Pull out every line with the word "supporting" from the entries below.

Dataset items

━━━

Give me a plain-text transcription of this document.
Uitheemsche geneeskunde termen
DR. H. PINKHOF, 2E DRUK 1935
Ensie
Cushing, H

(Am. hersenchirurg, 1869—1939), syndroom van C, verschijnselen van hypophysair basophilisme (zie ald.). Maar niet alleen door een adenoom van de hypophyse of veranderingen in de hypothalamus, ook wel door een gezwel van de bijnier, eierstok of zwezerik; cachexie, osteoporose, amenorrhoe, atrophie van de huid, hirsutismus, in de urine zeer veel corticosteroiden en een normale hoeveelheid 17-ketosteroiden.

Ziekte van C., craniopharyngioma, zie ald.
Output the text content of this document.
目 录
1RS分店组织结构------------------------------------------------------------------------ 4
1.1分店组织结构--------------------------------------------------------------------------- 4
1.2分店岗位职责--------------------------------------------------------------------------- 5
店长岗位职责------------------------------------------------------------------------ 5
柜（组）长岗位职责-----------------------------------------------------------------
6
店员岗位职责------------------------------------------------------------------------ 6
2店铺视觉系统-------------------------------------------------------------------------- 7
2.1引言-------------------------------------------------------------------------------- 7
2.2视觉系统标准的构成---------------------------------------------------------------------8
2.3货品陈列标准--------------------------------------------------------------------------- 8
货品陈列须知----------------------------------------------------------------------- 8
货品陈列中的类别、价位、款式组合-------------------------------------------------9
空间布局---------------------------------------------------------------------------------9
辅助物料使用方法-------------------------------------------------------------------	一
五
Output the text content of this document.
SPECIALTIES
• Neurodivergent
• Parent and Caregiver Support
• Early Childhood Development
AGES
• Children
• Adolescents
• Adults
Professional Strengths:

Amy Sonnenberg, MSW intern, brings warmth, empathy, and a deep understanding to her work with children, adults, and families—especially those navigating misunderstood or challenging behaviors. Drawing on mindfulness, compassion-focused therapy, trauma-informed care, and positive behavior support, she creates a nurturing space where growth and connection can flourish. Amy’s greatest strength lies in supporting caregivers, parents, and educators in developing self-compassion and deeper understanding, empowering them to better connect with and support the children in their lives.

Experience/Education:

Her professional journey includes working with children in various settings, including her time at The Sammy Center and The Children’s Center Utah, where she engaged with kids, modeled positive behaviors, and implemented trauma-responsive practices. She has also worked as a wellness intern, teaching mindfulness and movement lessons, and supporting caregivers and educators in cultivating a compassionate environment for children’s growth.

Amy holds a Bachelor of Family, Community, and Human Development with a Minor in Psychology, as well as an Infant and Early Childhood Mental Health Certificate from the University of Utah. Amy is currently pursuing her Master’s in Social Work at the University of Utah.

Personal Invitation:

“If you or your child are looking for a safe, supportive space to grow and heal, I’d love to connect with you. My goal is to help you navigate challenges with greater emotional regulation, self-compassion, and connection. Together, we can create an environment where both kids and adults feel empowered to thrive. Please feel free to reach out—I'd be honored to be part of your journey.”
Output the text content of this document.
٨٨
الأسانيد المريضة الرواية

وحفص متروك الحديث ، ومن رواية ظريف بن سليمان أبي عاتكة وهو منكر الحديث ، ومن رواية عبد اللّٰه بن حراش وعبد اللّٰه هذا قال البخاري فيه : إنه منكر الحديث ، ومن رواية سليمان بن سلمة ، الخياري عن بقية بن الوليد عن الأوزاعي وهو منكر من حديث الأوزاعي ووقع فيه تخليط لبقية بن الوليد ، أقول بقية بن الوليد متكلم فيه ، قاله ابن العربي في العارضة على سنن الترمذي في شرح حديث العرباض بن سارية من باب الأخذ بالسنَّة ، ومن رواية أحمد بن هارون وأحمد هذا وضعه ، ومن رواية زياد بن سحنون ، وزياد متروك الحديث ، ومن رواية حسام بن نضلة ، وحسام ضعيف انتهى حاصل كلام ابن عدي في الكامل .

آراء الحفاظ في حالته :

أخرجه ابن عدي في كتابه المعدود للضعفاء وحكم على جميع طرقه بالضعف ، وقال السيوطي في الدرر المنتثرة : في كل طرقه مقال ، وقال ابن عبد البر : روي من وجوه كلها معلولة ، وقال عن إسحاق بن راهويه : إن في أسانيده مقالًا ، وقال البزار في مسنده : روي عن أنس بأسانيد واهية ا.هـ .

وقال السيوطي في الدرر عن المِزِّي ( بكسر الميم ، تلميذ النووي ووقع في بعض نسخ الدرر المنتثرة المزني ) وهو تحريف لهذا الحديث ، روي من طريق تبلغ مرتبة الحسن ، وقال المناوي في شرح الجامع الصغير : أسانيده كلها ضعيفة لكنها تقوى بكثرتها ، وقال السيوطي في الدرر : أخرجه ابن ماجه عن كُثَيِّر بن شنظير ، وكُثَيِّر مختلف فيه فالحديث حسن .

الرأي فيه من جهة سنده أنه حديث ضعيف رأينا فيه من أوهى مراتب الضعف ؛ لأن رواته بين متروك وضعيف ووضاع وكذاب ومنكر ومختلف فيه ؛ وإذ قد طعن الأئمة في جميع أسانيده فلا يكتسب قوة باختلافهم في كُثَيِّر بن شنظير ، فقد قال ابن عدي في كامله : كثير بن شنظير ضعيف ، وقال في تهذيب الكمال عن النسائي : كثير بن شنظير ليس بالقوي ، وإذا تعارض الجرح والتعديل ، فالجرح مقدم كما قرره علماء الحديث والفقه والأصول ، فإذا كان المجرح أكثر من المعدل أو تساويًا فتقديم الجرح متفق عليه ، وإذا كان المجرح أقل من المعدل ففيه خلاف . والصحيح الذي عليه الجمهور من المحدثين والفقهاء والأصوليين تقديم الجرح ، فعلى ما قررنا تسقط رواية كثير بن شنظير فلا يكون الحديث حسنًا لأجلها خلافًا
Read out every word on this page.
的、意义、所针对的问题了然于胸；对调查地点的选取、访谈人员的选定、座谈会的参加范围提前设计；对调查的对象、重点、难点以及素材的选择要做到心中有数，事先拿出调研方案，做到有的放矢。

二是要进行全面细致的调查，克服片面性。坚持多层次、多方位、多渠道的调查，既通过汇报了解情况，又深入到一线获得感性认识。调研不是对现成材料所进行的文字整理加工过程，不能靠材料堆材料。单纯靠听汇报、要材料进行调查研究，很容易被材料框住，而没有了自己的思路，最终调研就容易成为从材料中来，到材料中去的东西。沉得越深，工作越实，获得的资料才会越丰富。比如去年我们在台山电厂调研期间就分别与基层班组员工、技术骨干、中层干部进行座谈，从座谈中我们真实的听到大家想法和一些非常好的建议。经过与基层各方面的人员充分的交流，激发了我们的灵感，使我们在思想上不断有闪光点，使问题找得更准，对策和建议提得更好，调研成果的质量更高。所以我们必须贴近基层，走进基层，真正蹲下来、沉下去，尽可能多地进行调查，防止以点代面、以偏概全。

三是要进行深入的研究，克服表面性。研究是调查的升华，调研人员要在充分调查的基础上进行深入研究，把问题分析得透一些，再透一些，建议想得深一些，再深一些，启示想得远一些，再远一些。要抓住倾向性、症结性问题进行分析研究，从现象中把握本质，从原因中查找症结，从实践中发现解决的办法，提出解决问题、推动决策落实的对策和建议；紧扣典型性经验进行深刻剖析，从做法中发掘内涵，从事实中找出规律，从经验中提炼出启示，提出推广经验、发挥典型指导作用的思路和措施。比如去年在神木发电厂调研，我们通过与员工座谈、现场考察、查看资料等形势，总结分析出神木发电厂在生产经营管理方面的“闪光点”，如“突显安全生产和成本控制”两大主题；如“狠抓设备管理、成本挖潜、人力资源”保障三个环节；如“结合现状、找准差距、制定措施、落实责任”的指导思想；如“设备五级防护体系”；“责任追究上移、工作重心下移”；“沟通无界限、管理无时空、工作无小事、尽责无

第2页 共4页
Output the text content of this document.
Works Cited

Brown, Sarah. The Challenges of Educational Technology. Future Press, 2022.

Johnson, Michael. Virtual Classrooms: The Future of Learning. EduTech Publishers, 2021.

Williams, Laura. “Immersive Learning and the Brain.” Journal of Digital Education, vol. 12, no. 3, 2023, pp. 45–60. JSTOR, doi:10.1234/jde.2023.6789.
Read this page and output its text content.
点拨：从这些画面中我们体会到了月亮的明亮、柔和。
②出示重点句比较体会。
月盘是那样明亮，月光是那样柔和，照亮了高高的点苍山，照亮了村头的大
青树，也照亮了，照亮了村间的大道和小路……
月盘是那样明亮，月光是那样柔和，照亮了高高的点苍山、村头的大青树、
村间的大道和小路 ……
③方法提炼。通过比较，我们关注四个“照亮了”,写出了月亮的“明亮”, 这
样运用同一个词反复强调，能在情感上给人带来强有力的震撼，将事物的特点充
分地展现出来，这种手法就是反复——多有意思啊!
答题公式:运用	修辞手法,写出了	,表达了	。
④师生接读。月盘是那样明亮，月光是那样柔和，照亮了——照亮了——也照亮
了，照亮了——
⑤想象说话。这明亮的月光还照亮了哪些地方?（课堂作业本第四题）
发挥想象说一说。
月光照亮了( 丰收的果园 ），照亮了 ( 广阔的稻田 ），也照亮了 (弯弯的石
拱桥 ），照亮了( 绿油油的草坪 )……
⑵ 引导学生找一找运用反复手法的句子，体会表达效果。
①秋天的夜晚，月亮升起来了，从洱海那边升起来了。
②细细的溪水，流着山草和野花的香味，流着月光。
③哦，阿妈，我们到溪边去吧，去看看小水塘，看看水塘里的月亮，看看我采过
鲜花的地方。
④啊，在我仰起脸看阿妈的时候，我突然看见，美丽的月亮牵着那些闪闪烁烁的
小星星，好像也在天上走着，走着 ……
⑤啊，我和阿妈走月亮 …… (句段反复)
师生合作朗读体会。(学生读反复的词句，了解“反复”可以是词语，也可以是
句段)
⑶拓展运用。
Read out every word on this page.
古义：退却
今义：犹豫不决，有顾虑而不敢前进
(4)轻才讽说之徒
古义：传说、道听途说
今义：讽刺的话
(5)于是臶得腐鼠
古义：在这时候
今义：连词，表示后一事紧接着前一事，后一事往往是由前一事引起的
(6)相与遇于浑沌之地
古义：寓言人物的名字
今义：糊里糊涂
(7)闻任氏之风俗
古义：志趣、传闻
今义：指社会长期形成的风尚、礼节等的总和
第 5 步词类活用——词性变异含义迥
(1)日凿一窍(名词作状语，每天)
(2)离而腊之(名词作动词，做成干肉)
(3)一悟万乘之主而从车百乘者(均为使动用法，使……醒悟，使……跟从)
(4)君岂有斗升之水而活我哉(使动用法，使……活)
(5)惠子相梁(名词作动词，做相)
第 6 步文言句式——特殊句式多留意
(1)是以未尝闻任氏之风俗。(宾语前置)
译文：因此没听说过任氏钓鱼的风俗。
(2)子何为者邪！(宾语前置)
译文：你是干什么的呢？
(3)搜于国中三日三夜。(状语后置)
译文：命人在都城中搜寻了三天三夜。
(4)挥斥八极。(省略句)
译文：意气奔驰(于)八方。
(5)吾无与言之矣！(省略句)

━━━

▸ Correct result:
Amy Sonnenberg, MSW intern, brings warmth, empathy, and a deep understanding to her work with children, adults, and families—especially those navigating misunderstood or challenging behaviors. Drawing on mindfulness, compassion-focused therapy, trauma-informed care, and positive behavior support, she creates a nurturing space where growth and connection can flourish. Amy’s greatest strength lies in supporting caregivers, parents, and educators in developing self-compassion and deeper understanding, empowering them to better connect with and support the children in their lives.
Her professional journey includes working with children in various settings, including her time at The Sammy Center and The Children’s Center Utah, where she engaged with kids, modeled positive behaviors, and implemented trauma-responsive practices. She has also worked as a wellness intern, teaching mindfulness and movement lessons, and supporting caregivers and educators in cultivating a compassionate environment for children’s growth.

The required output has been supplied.